## EXCERPTED PASSAGE
=======

Pneumocystis pneumonia in intensive care: clinical spectrum, prophylaxis patterns, antibiotic treatment delay impact, and role of corticosteroids. A French multicentre prospective cohort study

Collaborators, Affiliations
Observational Study

Pneumocystis pneumonia in intensive care: clinical spectrum, prophylaxis patterns, antibiotic treatment delay impact, and role of corticosteroids. A French multicentre prospective cohort study

Toufik Kamel et al. Intensive Care Med. 2024 Aug.

Abstract

Purpose: Severe Pneumocystis jirovecii pneumonia (PJP) requiring intensive care has been the subject of few prospective studies. It is unclear whether delayed curative antibiotic therapy may impact survival in these severe forms of PJP. The impact of corticosteroid therapy combined with antibiotics is also unclear.

Methods: This multicentre, prospective observational study involving 49 adult intensive care units (ICUs) in France was designed to evaluate the severity, the clinical spectrum, and outcomes of patients with severe PJP, and to assess the association between delayed curative antibiotic treatment and adjunctive corticosteroid therapy with mortality.

=======

## MATERIAL SHOWN
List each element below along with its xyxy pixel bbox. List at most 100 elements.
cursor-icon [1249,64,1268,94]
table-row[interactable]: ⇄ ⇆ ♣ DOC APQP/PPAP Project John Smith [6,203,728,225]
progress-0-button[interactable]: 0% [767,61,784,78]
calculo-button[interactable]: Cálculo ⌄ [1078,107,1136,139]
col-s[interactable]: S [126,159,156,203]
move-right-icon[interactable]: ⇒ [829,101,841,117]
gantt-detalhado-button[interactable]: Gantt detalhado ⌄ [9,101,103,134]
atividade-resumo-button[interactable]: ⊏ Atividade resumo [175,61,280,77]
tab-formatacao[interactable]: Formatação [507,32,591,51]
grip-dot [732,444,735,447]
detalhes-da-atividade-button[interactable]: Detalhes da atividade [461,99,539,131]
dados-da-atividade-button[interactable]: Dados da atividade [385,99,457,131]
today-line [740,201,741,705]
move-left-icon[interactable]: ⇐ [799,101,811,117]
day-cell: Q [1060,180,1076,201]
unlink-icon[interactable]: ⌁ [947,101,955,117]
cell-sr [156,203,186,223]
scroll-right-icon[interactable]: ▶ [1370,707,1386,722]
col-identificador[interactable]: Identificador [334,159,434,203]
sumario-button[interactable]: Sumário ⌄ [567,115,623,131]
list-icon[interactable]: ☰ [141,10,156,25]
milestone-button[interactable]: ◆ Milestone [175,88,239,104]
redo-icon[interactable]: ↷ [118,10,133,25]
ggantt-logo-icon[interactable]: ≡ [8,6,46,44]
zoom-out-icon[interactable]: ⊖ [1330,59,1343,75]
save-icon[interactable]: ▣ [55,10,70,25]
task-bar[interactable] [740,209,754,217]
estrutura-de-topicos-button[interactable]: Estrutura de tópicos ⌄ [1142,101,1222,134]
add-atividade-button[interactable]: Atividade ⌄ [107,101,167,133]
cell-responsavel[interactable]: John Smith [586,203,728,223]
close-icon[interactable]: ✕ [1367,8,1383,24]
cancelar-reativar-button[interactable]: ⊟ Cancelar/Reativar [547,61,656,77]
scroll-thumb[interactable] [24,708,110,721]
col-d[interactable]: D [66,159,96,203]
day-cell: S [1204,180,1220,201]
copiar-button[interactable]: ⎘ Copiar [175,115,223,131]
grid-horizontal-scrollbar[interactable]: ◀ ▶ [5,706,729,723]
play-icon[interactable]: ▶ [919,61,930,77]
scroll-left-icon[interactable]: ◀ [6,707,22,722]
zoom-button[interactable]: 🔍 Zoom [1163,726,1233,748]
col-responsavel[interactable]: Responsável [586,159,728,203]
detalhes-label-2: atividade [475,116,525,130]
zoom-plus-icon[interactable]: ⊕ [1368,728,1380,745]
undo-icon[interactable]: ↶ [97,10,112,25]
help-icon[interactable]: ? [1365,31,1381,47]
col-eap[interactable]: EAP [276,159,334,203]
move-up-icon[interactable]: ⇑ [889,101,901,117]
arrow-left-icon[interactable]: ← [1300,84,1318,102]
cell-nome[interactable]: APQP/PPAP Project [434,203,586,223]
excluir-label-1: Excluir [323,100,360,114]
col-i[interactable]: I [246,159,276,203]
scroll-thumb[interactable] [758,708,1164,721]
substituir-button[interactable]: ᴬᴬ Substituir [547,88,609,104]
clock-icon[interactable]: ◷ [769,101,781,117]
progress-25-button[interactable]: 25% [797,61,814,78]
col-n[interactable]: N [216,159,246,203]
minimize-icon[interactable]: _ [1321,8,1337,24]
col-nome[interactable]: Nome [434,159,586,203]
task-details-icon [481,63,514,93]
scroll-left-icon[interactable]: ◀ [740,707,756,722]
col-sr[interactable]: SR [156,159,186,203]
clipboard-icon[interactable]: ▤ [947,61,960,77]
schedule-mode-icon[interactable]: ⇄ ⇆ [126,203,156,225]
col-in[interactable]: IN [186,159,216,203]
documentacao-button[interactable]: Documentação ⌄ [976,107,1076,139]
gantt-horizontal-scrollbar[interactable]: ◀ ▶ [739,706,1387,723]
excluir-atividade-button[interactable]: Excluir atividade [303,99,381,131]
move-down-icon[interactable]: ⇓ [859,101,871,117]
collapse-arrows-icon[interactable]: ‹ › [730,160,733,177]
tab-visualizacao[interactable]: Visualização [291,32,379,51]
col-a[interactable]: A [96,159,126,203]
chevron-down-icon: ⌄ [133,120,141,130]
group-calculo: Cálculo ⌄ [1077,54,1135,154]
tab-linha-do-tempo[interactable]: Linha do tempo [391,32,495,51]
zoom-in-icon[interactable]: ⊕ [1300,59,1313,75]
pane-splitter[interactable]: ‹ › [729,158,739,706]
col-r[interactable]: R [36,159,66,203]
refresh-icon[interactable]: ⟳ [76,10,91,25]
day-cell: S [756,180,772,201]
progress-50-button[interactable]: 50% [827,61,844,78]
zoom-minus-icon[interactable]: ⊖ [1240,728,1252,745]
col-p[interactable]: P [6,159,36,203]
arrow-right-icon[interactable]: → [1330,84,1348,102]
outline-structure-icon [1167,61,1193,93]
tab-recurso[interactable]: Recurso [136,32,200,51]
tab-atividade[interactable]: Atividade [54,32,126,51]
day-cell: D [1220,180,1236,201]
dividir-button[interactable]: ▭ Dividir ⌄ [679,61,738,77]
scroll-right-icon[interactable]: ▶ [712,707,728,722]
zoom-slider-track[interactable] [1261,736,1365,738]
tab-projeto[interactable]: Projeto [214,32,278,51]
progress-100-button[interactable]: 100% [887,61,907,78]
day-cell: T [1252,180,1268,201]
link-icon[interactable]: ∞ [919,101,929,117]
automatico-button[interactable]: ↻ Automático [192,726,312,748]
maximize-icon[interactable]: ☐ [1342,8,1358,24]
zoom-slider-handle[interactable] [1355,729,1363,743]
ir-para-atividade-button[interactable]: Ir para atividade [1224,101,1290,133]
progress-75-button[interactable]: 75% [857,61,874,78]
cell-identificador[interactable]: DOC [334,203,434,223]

=======

## WORK TO COMPLETE
[1] In the Pneumocystis pneumonia abstract, what reasons does the Purpose paragraph give for conducting the study? Answer in one to three sentences.
[2] List every topic named in the title of the Pneumocystis pneumonia abstract after the words "Pneumocystis pneumonia in intensive care:".
[3] Rewrite the paragraph of the Pneumocystis pneumonia abstract that begins "Methods: This multicentre" as a short bulleted list that keeps its main facts.

## SOLUTIONS BELOW
[1] Few prospective studies had examined severe Pneumocystis jirovecii pneumonia requiring intensive care. It was also unclear whether delaying curative antibiotic therapy affects survival in these severe forms, or what effect corticosteroid therapy combined with antibiotics has.

[2]
- Clinical spectrum
- Prophylaxis patterns
- Antibiotic treatment delay impact
- Role of corticosteroids

[3]
- Design: multicentre, prospective observational study
- Setting: 49 adult intensive care units in France
- Aims: evaluate the severity, clinical spectrum, and outcomes of patients with severe PJP
- Aims: assess the association of delayed curative antibiotic treatment and of adjunctive corticosteroid therapy with mortality